-- begin --

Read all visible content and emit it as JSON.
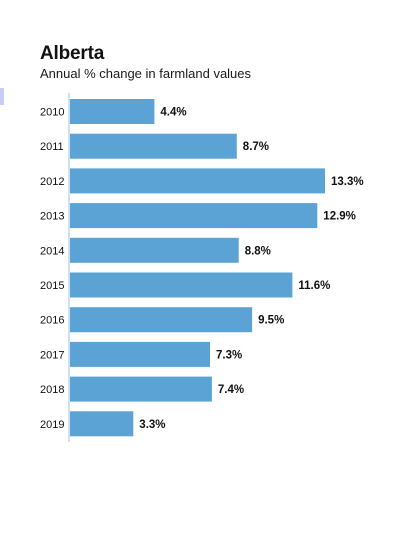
{
  "chart_data": {
    "type": "bar",
    "orientation": "horizontal",
    "title": "Alberta",
    "subtitle": "Annual % change in farmland values",
    "categories": [
      "2010",
      "2011",
      "2012",
      "2013",
      "2014",
      "2015",
      "2016",
      "2017",
      "2018",
      "2019"
    ],
    "values": [
      4.4,
      8.7,
      13.3,
      12.9,
      8.8,
      11.6,
      9.5,
      7.3,
      7.4,
      3.3
    ],
    "value_labels": [
      "4.4%",
      "8.7%",
      "13.3%",
      "12.9%",
      "8.8%",
      "11.6%",
      "9.5%",
      "7.3%",
      "7.4%",
      "3.3%"
    ],
    "xlim": [
      0,
      13.3
    ],
    "bar_color": "#5ba3d5",
    "axis_color": "#9ac6e6",
    "grid": false,
    "legend": "none"
  }
}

-- end --

Goal | Extract every line that has the string "values" in it.

Completed task |
    "subtitle": "Annual % change in farmland values",
    "values": [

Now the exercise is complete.